**Collected data entries**
=======

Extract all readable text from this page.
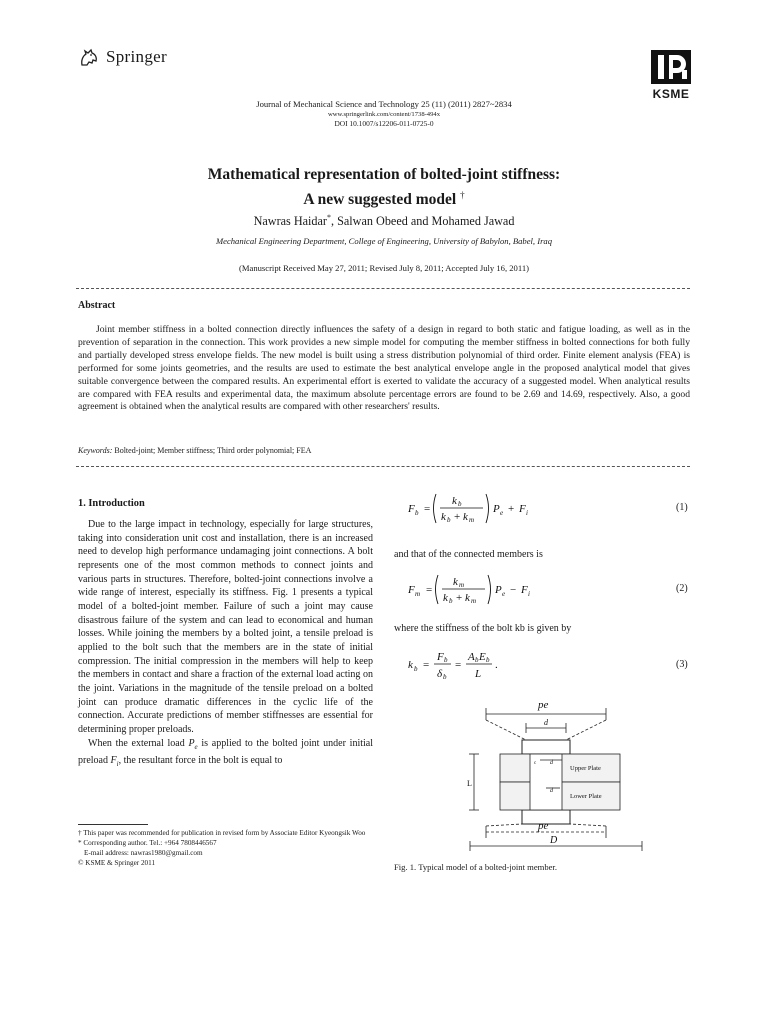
Springer
KSME
Journal of Mechanical Science and Technology 25 (11) (2011) 2827~2834
www.springerlink.com/content/1738-494x
DOI 10.1007/s12206-011-0725-0
Mathematical representation of bolted-joint stiffness:
A new suggested model †
Nawras Haidar*, Salwan Obeed and Mohamed Jawad
Mechanical Engineering Department, College of Engineering, University of Babylon, Babel, Iraq
(Manuscript Received May 27, 2011; Revised July 8, 2011; Accepted July 16, 2011)
Abstract
Joint member stiffness in a bolted connection directly influences the safety of a design in regard to both static and fatigue loading, as well as in the prevention of separation in the connection. This work provides a new simple model for computing the member stiffness in bolted connections for both fully and partially developed stress envelope fields. The new model is built using a stress distribution polynomial of third order. Finite element analysis (FEA) is performed for some joints geometries, and the results are used to estimate the best analytical envelope angle in the proposed analytical model that gives suitable convergence between the compared results. An experimental effort is exerted to validate the accuracy of a suggested model. When analytical results are compared with FEA results and experimental data, the maximum absolute percentage errors are found to be 2.69 and 14.69, respectively. Also, a good agreement is obtained when the analytical results are compared with other researchers' results.
Keywords: Bolted-joint; Member stiffness; Third order polynomial; FEA
1. Introduction

Due to the large impact in technology, especially for large structures, taking into consideration unit cost and installation, there is an increased need to develop high performance undamaging joint connections. A bolt represents one of the most common methods to connect joints and various parts in structures. Therefore, bolted-joint connections involve a wide range of interest, especially its stiffness. Fig. 1 presents a typical model of a bolted-joint member. Failure of such a joint may cause disastrous failure of the system and can lead to economical and human losses. While joining the members by a bolted joint, a tensile preload is applied to the bolt such that the members are in the state of initial compression. The initial compression in the members will help to keep the members in contact and share a fraction of the external load acting on the joint. Variations in the magnitude of the tensile preload on a bolted joint can produce dramatic differences in the cyclic life of the connection. Accurate predictions of member stiffnesses are essential for determining proper preloads.

When the external load $P_e$ is applied to the bolted joint under initial preload $F_i$, the resultant force in the bolt is equal to

† This paper was recommended for publication in revised form by Associate Editor Kyeongsik Woo
* Corresponding author. Tel.: +964 7808446567
E-mail address: nawras1980@gmail.com
© KSME & Springer 2011
F b =
k b
k b + k m
P e + F i	(1)
and that of the connected members is
F m =
k m
k b + k m
P e − F i	(2)
where the stiffness of the bolt kb is given by
k b =
F b
δ b
=
A b E b
L
.	(3)
pe
d
L
Upper Plate
Lower Plate
c d
d
pe
D
Fig. 1. Typical model of a bolted-joint member.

=======

**PROBLEM**
Write out the material above once more, exactly as it reads, with no pictures.

**COMPLETED TASK**
Extract all readable text from this page.
Springer
KSME
Journal of Mechanical Science and Technology 25 (11) (2011) 2827~2834
www.springerlink.com/content/1738-494x
DOI 10.1007/s12206-011-0725-0
Mathematical representation of bolted-joint stiffness:
A new suggested model †
Nawras Haidar*, Salwan Obeed and Mohamed Jawad
Mechanical Engineering Department, College of Engineering, University of Babylon, Babel, Iraq
(Manuscript Received May 27, 2011; Revised July 8, 2011; Accepted July 16, 2011)
Abstract
Joint member stiffness in a bolted connection directly influences the safety of a design in regard to both static and fatigue loading, as well as in the prevention of separation in the connection. This work provides a new simple model for computing the member stiffness in bolted connections for both fully and partially developed stress envelope fields. The new model is built using a stress distribution polynomial of third order. Finite element analysis (FEA) is performed for some joints geometries, and the results are used to estimate the best analytical envelope angle in the proposed analytical model that gives suitable convergence between the compared results. An experimental effort is exerted to validate the accuracy of a suggested model. When analytical results are compared with FEA results and experimental data, the maximum absolute percentage errors are found to be 2.69 and 14.69, respectively. Also, a good agreement is obtained when the analytical results are compared with other researchers' results.
Keywords: Bolted-joint; Member stiffness; Third order polynomial; FEA
1. Introduction

Due to the large impact in technology, especially for large structures, taking into consideration unit cost and installation, there is an increased need to develop high performance undamaging joint connections. A bolt represents one of the most common methods to connect joints and various parts in structures. Therefore, bolted-joint connections involve a wide range of interest, especially its stiffness. Fig. 1 presents a typical model of a bolted-joint member. Failure of such a joint may cause disastrous failure of the system and can lead to economical and human losses. While joining the members by a bolted joint, a tensile preload is applied to the bolt such that the members are in the state of initial compression. The initial compression in the members will help to keep the members in contact and share a fraction of the external load acting on the joint. Variations in the magnitude of the tensile preload on a bolted joint can produce dramatic differences in the cyclic life of the connection. Accurate predictions of member stiffnesses are essential for determining proper preloads.

When the external load $P_e$ is applied to the bolted joint under initial preload $F_i$, the resultant force in the bolt is equal to

† This paper was recommended for publication in revised form by Associate Editor Kyeongsik Woo
* Corresponding author. Tel.: +964 7808446567
E-mail address: nawras1980@gmail.com
© KSME & Springer 2011
F b =
k b
k b + k m
P e + F i	(1)
and that of the connected members is
F m =
k m
k b + k m
P e − F i	(2)
where the stiffness of the bolt kb is given by
k b =
F b
δ b
=
A b E b
L
.	(3)
pe
d
L
Upper Plate
Lower Plate
c d
d
pe
D
Fig. 1. Typical model of a bolted-joint member.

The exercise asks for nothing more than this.